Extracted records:
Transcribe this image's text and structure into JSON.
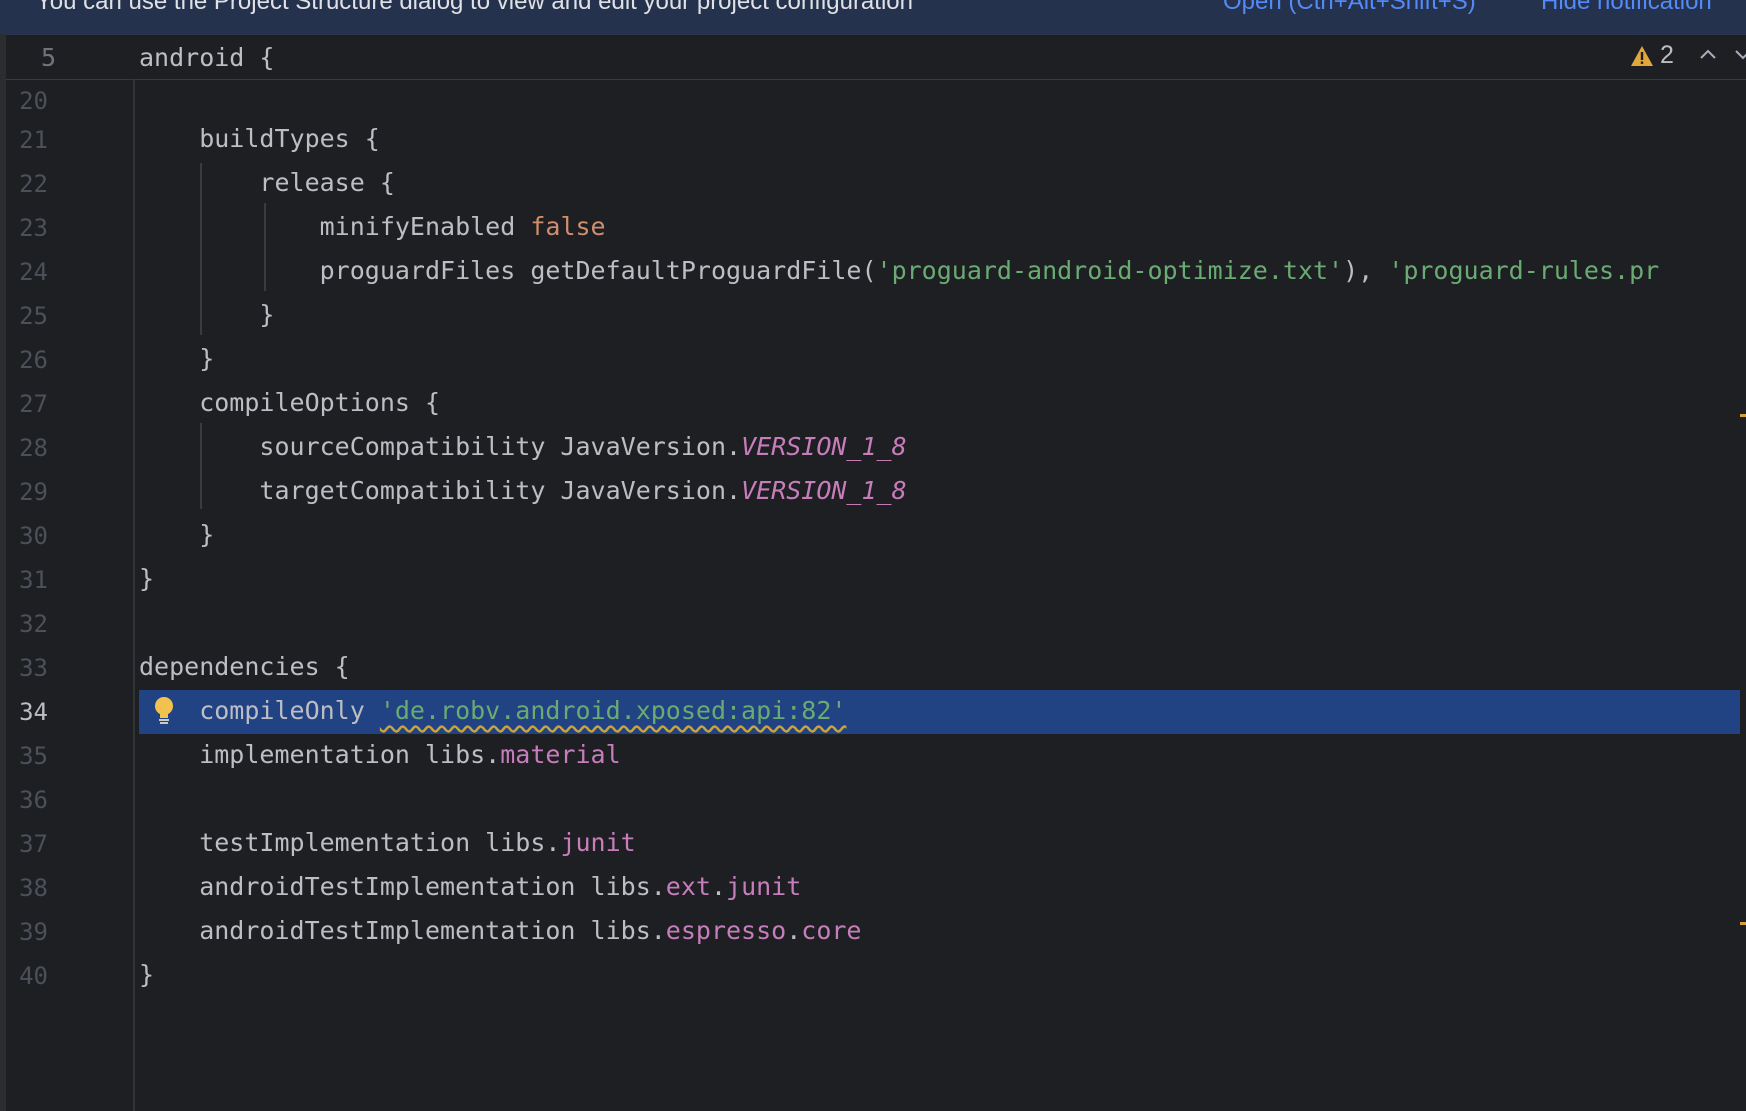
{
  "notification": {
    "message": "You can use the Project Structure dialog to view and edit your project configuration",
    "open_link": "Open (Ctrl+Alt+Shift+S)",
    "hide_link": "Hide notification"
  },
  "sticky": {
    "line": "5",
    "code": "android {",
    "warning_count": "2"
  },
  "lines": [
    {
      "n": "20"
    },
    {
      "n": "21",
      "text": "    buildTypes {"
    },
    {
      "n": "22",
      "text": "        release {"
    },
    {
      "n": "23",
      "text": "            minifyEnabled ",
      "kw": "false"
    },
    {
      "n": "24",
      "text": "            proguardFiles getDefaultProguardFile(",
      "s1": "'proguard-android-optimize.txt'",
      "t2": "), ",
      "s2": "'proguard-rules.pr"
    },
    {
      "n": "25",
      "text": "        }"
    },
    {
      "n": "26",
      "text": "    }"
    },
    {
      "n": "27",
      "text": "    compileOptions {"
    },
    {
      "n": "28",
      "text": "        sourceCompatibility JavaVersion.",
      "field": "VERSION_1_8"
    },
    {
      "n": "29",
      "text": "        targetCompatibility JavaVersion.",
      "field": "VERSION_1_8"
    },
    {
      "n": "30",
      "text": "    }"
    },
    {
      "n": "31",
      "text": "}"
    },
    {
      "n": "32"
    },
    {
      "n": "33",
      "text": "dependencies {"
    },
    {
      "n": "34",
      "text": "    compileOnly ",
      "str": "'de.robv.android.xposed:api:82'"
    },
    {
      "n": "35",
      "text": "    implementation libs.",
      "prop": "material"
    },
    {
      "n": "36"
    },
    {
      "n": "37",
      "text": "    testImplementation libs.",
      "prop": "junit"
    },
    {
      "n": "38",
      "text": "    androidTestImplementation libs.",
      "prop": "ext",
      "dot": ".",
      "prop2": "junit"
    },
    {
      "n": "39",
      "text": "    androidTestImplementation libs.",
      "prop": "espresso",
      "dot": ".",
      "prop2": "core"
    },
    {
      "n": "40",
      "text": "}"
    }
  ],
  "colors": {
    "background": "#1e1f22",
    "selection": "#214283",
    "string": "#6aab73",
    "keyword": "#cf8e6d",
    "property": "#c77dbb",
    "warning": "#d6a03b"
  }
}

WHAT TO PRODUCE: In your copy of the records, include no pictures; repeat everything else exactly.

COMPLETED EXERCISE:
Transcribe this image's text and structure into JSON.
{
  "notification": {
    "message": "You can use the Project Structure dialog to view and edit your project configuration",
    "open_link": "Open (Ctrl+Alt+Shift+S)",
    "hide_link": "Hide notification"
  },
  "sticky": {
    "line": "5",
    "code": "android {",
    "warning_count": "2"
  },
  "lines": [
    {
      "n": "20"
    },
    {
      "n": "21",
      "text": "    buildTypes {"
    },
    {
      "n": "22",
      "text": "        release {"
    },
    {
      "n": "23",
      "text": "            minifyEnabled ",
      "kw": "false"
    },
    {
      "n": "24",
      "text": "            proguardFiles getDefaultProguardFile(",
      "s1": "'proguard-android-optimize.txt'",
      "t2": "), ",
      "s2": "'proguard-rules.pr"
    },
    {
      "n": "25",
      "text": "        }"
    },
    {
      "n": "26",
      "text": "    }"
    },
    {
      "n": "27",
      "text": "    compileOptions {"
    },
    {
      "n": "28",
      "text": "        sourceCompatibility JavaVersion.",
      "field": "VERSION_1_8"
    },
    {
      "n": "29",
      "text": "        targetCompatibility JavaVersion.",
      "field": "VERSION_1_8"
    },
    {
      "n": "30",
      "text": "    }"
    },
    {
      "n": "31",
      "text": "}"
    },
    {
      "n": "32"
    },
    {
      "n": "33",
      "text": "dependencies {"
    },
    {
      "n": "34",
      "text": "    compileOnly ",
      "str": "'de.robv.android.xposed:api:82'"
    },
    {
      "n": "35",
      "text": "    implementation libs.",
      "prop": "material"
    },
    {
      "n": "36"
    },
    {
      "n": "37",
      "text": "    testImplementation libs.",
      "prop": "junit"
    },
    {
      "n": "38",
      "text": "    androidTestImplementation libs.",
      "prop": "ext",
      "dot": ".",
      "prop2": "junit"
    },
    {
      "n": "39",
      "text": "    androidTestImplementation libs.",
      "prop": "espresso",
      "dot": ".",
      "prop2": "core"
    },
    {
      "n": "40",
      "text": "}"
    }
  ],
  "colors": {
    "background": "#1e1f22",
    "selection": "#214283",
    "string": "#6aab73",
    "keyword": "#cf8e6d",
    "property": "#c77dbb",
    "warning": "#d6a03b"
  }
}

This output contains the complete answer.